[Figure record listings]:
-- Begin --

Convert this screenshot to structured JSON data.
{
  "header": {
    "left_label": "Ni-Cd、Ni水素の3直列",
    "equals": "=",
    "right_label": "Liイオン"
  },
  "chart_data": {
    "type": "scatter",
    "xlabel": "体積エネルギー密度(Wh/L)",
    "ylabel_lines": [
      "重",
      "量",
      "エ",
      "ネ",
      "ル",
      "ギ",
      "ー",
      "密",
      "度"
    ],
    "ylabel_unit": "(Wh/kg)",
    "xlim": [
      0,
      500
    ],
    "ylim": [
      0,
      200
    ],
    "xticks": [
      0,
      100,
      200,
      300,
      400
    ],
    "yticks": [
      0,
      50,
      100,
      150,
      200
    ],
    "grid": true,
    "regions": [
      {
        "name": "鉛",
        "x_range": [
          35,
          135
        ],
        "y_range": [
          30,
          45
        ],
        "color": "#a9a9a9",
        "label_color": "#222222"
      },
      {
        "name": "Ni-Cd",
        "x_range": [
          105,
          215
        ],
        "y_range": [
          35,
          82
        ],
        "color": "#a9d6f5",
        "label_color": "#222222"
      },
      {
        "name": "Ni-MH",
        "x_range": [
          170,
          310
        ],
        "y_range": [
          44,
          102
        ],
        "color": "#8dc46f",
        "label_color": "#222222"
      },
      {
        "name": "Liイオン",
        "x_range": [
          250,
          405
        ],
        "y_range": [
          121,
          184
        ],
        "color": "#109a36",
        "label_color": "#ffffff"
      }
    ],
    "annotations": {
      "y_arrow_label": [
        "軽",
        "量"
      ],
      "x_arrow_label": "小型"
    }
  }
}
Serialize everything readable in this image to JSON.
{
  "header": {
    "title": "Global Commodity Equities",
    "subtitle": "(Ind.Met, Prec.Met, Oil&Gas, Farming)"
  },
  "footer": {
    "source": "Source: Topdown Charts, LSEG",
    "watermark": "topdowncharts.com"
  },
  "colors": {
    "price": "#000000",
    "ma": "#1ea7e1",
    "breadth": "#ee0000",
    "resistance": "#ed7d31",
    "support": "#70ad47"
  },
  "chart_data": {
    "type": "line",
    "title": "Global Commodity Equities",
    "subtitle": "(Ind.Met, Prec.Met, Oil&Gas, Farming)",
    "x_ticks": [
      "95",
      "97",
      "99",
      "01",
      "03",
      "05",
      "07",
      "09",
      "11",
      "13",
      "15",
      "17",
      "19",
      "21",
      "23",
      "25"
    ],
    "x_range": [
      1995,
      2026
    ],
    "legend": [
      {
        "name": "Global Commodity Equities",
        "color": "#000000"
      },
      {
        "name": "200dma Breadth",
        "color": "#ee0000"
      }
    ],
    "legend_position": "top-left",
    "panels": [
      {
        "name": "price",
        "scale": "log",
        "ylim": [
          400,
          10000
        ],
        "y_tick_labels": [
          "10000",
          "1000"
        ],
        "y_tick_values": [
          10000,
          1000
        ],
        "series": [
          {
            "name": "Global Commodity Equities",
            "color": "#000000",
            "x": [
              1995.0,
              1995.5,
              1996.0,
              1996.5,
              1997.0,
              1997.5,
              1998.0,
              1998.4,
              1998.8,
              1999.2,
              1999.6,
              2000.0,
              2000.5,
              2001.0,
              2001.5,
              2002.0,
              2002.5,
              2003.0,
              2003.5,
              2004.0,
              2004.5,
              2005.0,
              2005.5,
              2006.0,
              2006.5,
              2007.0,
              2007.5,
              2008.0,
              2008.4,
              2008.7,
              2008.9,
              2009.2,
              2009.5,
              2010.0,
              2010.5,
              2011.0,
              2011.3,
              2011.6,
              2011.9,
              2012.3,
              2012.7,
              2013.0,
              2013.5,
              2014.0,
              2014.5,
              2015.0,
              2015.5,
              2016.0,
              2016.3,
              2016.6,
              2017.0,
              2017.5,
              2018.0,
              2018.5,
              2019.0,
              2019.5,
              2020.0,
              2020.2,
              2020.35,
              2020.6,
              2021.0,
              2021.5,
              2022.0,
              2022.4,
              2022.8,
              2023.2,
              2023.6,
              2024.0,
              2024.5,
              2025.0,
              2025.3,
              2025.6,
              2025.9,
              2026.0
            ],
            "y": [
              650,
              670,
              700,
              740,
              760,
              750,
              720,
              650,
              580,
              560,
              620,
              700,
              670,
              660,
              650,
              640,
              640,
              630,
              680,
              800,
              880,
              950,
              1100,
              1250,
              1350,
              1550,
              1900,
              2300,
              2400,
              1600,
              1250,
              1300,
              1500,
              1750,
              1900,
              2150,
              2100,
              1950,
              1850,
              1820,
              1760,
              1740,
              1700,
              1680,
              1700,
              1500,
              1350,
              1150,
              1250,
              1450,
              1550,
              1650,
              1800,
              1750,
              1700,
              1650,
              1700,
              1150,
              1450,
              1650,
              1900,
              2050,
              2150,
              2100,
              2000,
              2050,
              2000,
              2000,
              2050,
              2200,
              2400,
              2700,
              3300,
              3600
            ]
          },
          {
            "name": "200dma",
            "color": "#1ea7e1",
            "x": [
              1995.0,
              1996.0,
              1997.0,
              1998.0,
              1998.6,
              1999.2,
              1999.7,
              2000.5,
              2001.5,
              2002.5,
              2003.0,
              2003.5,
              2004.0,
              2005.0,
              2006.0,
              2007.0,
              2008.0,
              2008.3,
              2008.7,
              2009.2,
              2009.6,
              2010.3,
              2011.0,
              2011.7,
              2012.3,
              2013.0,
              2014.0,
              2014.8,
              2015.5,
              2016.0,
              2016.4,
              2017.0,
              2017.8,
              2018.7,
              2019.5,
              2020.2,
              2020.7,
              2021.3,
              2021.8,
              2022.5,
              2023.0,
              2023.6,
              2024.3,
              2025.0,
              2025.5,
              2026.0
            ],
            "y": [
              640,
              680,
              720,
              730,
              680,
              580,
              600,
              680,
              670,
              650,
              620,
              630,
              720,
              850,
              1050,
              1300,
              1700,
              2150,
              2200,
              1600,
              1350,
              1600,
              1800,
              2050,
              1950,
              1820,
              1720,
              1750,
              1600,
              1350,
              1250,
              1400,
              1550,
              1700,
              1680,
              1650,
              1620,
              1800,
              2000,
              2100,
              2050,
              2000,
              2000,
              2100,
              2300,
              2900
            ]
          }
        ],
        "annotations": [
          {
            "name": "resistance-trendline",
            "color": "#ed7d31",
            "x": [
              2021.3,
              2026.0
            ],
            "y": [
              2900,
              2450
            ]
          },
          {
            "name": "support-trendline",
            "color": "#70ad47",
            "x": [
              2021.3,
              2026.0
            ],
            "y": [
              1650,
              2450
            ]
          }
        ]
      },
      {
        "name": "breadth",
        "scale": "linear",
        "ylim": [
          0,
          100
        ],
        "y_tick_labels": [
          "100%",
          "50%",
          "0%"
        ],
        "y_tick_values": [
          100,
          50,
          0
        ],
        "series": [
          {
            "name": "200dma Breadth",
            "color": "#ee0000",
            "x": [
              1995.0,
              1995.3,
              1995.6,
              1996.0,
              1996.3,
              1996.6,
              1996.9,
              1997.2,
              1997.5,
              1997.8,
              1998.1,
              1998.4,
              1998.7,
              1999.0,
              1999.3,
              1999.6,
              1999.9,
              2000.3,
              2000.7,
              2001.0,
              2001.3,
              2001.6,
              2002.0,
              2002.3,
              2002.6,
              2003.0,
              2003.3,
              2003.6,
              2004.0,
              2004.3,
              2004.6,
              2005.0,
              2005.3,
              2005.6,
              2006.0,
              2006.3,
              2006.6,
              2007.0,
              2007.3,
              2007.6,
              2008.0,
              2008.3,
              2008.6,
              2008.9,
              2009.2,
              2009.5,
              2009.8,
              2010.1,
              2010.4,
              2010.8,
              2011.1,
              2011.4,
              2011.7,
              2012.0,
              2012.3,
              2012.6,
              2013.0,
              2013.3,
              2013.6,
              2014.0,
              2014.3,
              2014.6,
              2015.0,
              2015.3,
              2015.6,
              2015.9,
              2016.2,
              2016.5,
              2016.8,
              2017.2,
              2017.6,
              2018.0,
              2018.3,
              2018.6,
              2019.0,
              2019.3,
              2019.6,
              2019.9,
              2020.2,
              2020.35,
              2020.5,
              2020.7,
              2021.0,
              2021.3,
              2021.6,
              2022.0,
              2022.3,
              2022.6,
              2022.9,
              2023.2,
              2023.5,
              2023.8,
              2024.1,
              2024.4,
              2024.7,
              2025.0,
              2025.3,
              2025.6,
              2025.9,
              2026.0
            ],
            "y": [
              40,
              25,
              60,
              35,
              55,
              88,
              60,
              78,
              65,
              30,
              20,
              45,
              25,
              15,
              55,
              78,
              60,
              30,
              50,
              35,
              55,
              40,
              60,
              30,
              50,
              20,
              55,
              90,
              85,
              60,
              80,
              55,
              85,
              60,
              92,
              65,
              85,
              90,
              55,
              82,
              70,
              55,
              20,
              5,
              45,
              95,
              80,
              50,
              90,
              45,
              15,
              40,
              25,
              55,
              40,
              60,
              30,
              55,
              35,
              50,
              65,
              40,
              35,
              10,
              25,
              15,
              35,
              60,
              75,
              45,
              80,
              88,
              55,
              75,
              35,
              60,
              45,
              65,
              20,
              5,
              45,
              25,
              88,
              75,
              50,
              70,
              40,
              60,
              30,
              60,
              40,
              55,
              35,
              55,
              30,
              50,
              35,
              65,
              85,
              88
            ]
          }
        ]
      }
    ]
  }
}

-- End --

[Your objective]: Work out the number of lines above that include the string "this" and write only that number.

[Reply]: 2